* Exercises
A. In the biography of Matthew L. Scullin, what does the text offer to back its claim that Alphabet Energy was the leader in commercial thermoelectric waste heat recovery systems? Answer in one to three sentences.
B. Answer these questions using the biography of Matthew L. Scullin:
(i) In what year was he named to Forbes 30 Under 30?
(ii) With whom did he co-found Alphabet Energy?
(iii) At which university did he earn his Ph.D.?
C. Extend the biography of Matthew L. Scullin, picking up right after its final sentence.

* Passage to read
-- -- --

American materials scientist (born 1983)

Matthew L. Scullin is an American materials scientist and businessman, best known for his work in sustainability related to methane emissions reduction from the oil & gas and agriculture industries. He was named Forbes 30 Under 30 in 2012 and has published over 50 papers and patents, garnering over 1700 citations and an h-index of 22.

He was formerly the CEO Emeryville, California-based MycoWorks, a biomaterials company making leathers from fungal mycelium. Previously, he was CEO of Alphabet Energy, which he co-founded in 2008 with Peidong Yang. Alphabet Energy was the leader in commercial thermoelectric waste heat recovery systems, having been named a Technology Pioneer by the World Economic Forum in 2013 when Scullin was recognized in Davos.

Scullin was born and raised in the Alphabet City neighborhood of Manhattan, where he attended the United Nations International School. He graduated from the University of Pennsylvania magna cum laude, where he won the R.M. Brick Award in Materials Science, and then went on to complete his Ph.D. in Materials Science at the University of California, Berkeley with advisers Ramamoorthy Ramesh and Arun Majumdar. He has lectured about cleantech and entrepreneurship at the Kellogg School of Management, Haas School of Business, HEC Paris, University of Pennsylvania, Stanford, and the Lawrence Berkeley National Laboratory.

-- -- --

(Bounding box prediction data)
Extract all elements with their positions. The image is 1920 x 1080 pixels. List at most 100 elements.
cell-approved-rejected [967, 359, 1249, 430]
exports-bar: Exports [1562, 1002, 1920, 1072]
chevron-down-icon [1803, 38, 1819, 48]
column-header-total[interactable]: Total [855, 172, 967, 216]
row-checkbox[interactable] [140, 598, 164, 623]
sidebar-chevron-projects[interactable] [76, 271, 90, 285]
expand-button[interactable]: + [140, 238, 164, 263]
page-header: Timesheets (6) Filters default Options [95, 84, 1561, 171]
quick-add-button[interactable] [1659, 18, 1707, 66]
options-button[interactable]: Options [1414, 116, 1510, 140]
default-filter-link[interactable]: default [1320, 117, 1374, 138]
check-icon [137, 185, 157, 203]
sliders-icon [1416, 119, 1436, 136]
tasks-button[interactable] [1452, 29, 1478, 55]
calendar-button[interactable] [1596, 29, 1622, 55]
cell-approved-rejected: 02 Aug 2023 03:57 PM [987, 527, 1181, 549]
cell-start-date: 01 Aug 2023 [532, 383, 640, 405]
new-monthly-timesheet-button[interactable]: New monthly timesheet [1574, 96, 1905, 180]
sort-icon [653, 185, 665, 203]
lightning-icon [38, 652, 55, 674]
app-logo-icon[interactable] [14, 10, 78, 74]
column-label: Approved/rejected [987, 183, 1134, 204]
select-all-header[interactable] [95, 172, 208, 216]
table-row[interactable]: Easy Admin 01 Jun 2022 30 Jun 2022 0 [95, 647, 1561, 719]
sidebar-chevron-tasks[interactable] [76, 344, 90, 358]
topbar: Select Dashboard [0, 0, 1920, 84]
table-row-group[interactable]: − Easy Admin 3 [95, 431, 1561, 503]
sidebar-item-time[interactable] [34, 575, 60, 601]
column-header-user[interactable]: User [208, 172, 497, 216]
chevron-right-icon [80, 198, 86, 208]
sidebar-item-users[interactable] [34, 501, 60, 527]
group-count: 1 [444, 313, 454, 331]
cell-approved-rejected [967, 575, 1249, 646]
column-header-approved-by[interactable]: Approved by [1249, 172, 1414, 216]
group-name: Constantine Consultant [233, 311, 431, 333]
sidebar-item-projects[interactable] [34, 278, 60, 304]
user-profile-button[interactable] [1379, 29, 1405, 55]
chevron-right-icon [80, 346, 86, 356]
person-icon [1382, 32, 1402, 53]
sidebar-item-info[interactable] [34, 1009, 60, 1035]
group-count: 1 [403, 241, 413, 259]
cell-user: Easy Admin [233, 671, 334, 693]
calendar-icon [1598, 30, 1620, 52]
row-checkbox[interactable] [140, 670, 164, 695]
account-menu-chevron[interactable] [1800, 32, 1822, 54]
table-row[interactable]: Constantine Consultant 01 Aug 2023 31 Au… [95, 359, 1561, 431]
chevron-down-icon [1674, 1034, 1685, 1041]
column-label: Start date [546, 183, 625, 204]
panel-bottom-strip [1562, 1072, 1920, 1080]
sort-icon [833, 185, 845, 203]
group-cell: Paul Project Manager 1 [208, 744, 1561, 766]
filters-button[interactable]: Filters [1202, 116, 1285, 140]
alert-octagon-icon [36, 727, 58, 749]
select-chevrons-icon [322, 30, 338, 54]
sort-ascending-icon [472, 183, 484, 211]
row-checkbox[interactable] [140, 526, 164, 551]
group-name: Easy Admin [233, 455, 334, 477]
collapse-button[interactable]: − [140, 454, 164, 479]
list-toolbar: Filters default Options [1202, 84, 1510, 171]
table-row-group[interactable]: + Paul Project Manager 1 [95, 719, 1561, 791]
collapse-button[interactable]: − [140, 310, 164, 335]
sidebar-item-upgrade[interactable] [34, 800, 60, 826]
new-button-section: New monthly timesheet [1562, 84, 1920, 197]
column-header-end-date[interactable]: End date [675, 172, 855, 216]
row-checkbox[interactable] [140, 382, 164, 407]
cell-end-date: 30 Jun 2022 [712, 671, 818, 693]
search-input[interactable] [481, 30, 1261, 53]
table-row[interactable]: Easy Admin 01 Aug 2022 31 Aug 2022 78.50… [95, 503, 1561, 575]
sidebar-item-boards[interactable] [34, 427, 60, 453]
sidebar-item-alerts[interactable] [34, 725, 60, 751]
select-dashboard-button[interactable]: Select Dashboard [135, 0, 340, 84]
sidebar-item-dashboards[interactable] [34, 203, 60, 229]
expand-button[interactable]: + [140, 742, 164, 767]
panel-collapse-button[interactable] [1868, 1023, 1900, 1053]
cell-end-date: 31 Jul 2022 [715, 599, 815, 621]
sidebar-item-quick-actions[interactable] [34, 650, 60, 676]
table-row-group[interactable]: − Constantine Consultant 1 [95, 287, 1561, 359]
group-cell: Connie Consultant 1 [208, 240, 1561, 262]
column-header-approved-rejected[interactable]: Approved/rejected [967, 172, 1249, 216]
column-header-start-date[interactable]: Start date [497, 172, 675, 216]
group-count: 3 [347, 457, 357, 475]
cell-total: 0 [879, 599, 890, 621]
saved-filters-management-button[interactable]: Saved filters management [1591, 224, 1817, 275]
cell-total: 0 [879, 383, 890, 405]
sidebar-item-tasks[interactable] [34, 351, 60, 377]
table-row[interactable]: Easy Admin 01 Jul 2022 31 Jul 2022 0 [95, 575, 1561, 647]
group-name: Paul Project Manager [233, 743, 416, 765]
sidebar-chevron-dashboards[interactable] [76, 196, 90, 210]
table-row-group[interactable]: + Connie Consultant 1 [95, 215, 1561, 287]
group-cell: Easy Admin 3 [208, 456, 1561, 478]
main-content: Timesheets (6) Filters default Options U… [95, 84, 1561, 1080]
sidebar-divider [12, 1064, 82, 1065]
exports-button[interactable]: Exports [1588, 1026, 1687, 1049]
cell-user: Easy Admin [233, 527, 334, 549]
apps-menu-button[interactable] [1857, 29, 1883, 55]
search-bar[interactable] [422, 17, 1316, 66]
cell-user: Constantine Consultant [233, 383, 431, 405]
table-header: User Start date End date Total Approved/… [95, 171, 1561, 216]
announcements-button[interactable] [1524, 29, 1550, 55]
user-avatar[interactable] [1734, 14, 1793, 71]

-- -- --

* Responses to the exercise
A. The text supports the claim with an honor: the World Economic Forum named Alphabet Energy a Technology Pioneer in 2013. That same year, Scullin was recognized in Davos.

B.
(i) 2012
(ii) Peidong Yang
(iii) The University of California, Berkeley

C.
Most of Scullin's work relates to ideas in microstructures of materials, crystallography, and symmetry, and how engineering these allows for novel properties in materials. In 2007 Scullin collaborated with architects Aranda\Lasch on a commissioned piece entitled "Rules of Six" for the exhibit Design and the Elastic Mind at the MoMA in New York.

He is also a DJ and musician, and has performed with and DJed for M.I.A. and BC Kingdom.